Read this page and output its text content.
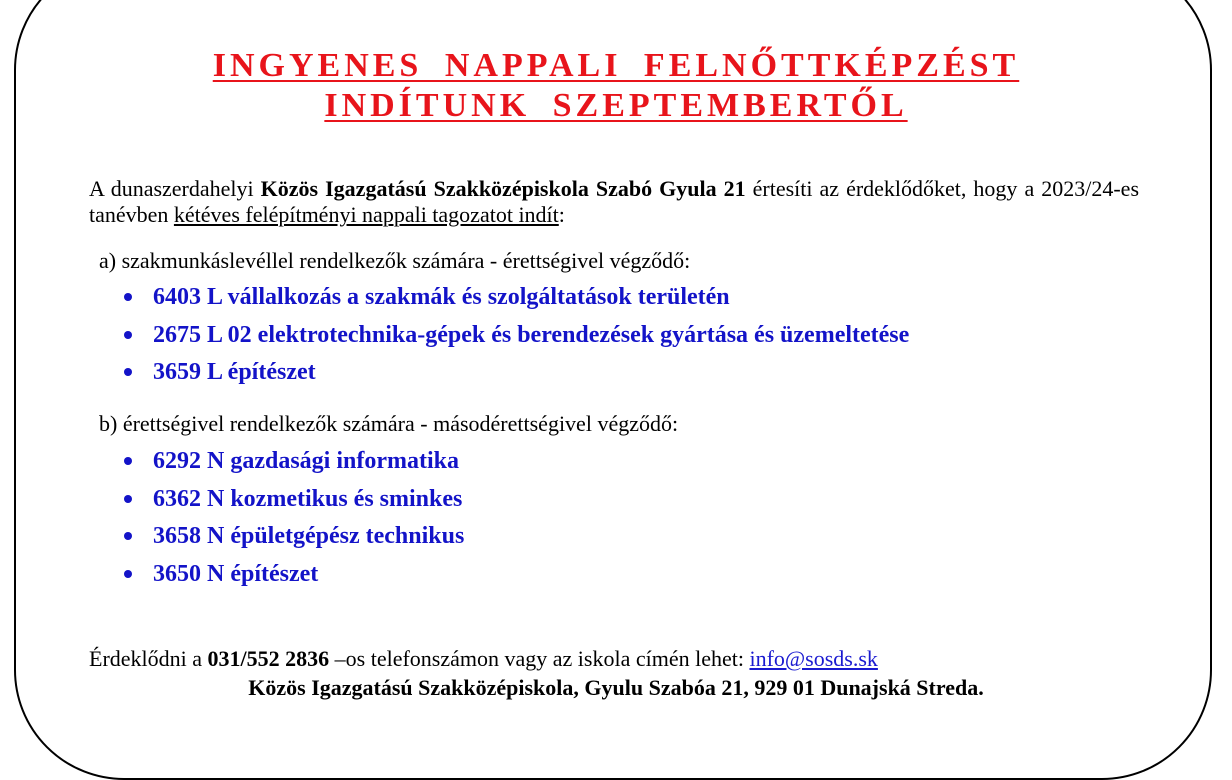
INGYENES NAPPALI FELNŐTTKÉPZÉST
INDÍTUNK SZEPTEMBERTŐL

A dunaszerdahelyi Közös Igazgatású Szakközépiskola Szabó Gyula 21 értesíti az érdeklődőket, hogy a 2023/24-es tanévben kétéves felépítményi nappali tagozatot indít:

a) szakmunkáslevéllel rendelkezők számára - érettségivel végződő:

6403 L vállalkozás a szakmák és szolgáltatások területén
2675 L 02 elektrotechnika-gépek és berendezések gyártása és üzemeltetése
3659 L építészet

b) érettségivel rendelkezők számára - másodérettségivel végződő:

6292 N gazdasági informatika
6362 N kozmetikus és sminkes
3658 N épületgépész technikus
3650 N építészet

Érdeklődni a 031/552 2836 –os telefonszámon vagy az iskola címén lehet: info@sosds.sk

Közös Igazgatású Szakközépiskola, Gyulu Szabóa 21, 929 01 Dunajská Streda.
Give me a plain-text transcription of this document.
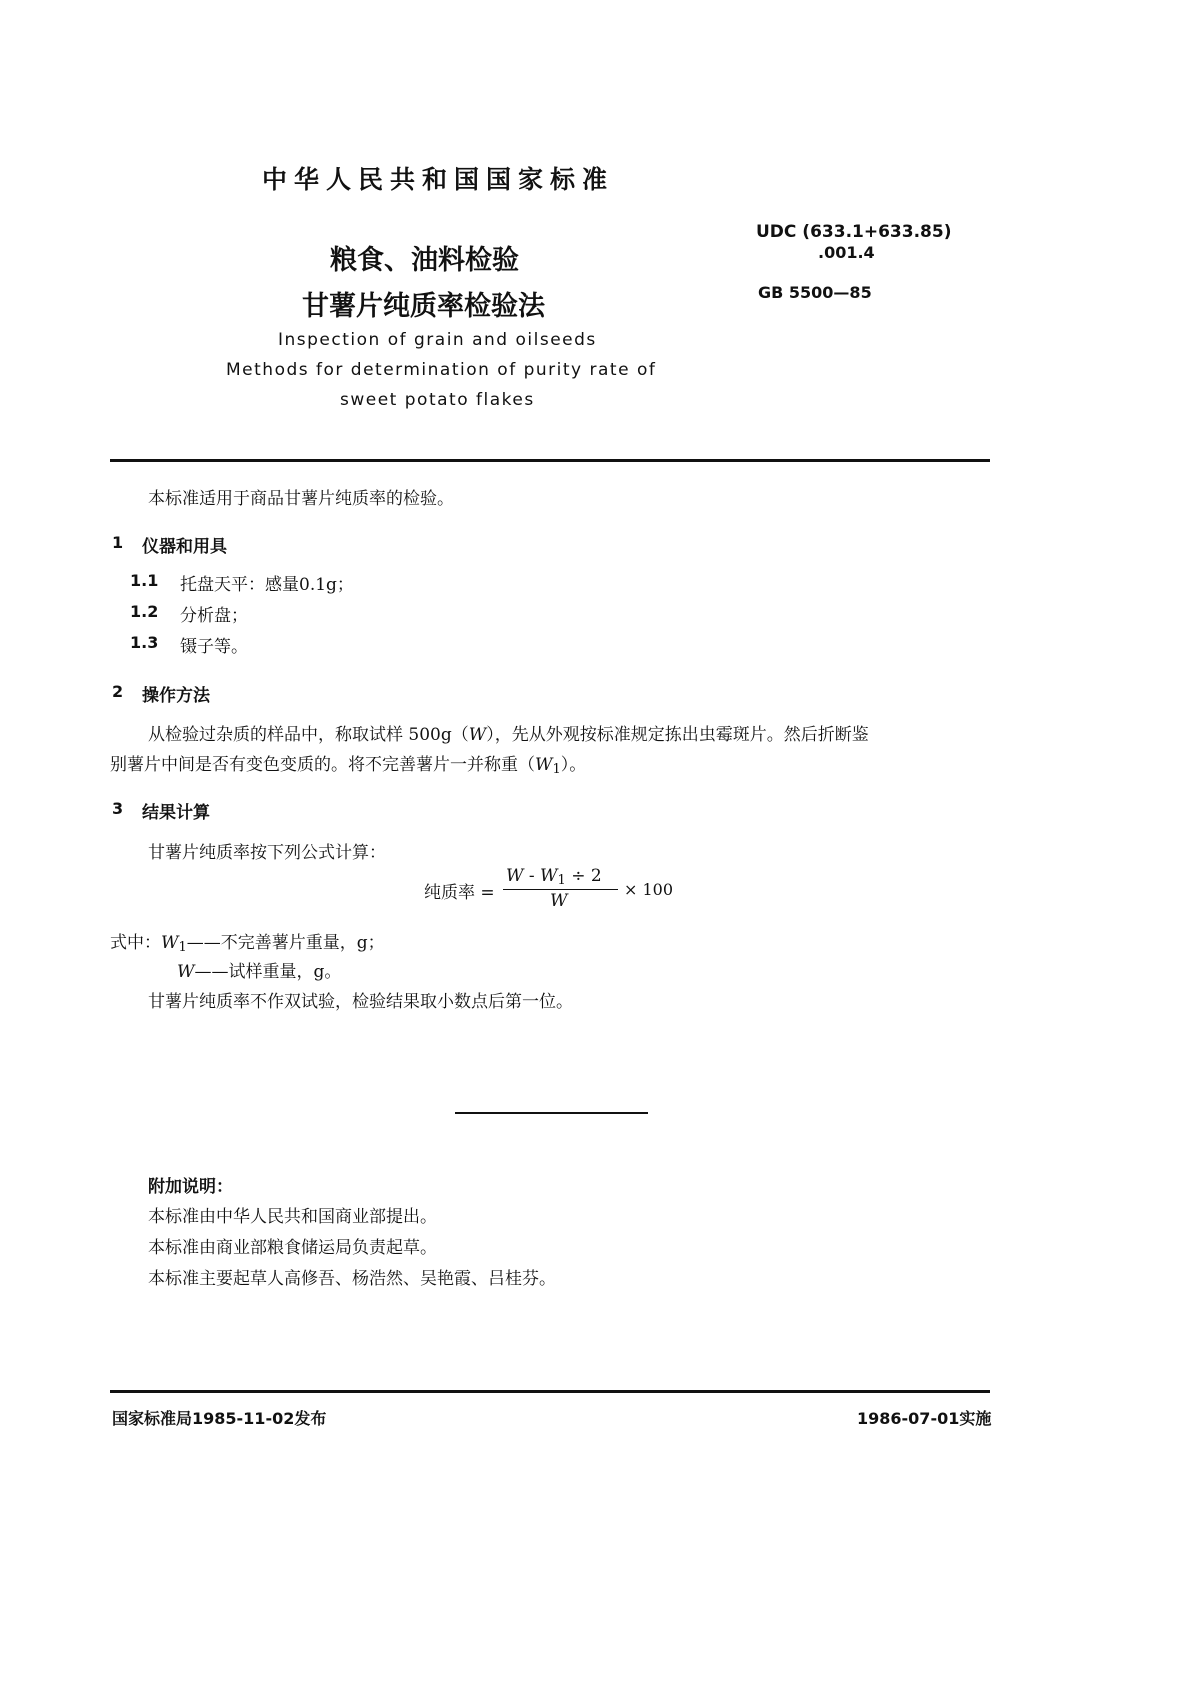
中华人民共和国国家标准
粮食、油料检验
甘薯片纯质率检验法
UDC (633.1+633.85)
.001.4
GB 5500—85
Inspection of grain and oilseeds
Methods for determination of purity rate of
sweet potato flakes
本标准适用于商品甘薯片纯质率的检验。
1 仪器和用具
1.1 托盘天平：感量0.1g；
1.2 分析盘；
1.3 镊子等。
2 操作方法
从检验过杂质的样品中，称取试样 500g（W），先从外观按标准规定拣出虫霉斑片。然后折断鉴
别薯片中间是否有变色变质的。将不完善薯片一并称重$(W_1)$。
3 结果计算
甘薯片纯质率按下列公式计算：
纯质率 =
$W - W_1 \div 2$
W
× 100
式中：$W_1——$不完善薯片重量，g；
W——试样重量，g。
甘薯片纯质率不作双试验，检验结果取小数点后第一位。
附加说明：
本标准由中华人民共和国商业部提出。
本标准由商业部粮食储运局负责起草。
本标准主要起草人高修吾、杨浩然、吴艳霞、吕桂芬。
国家标准局1985-11-02发布	1986-07-01实施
---
Required task: Of the lines in this material, state how many hold the string "Igazgatású". Write no other words.

Correct result: 2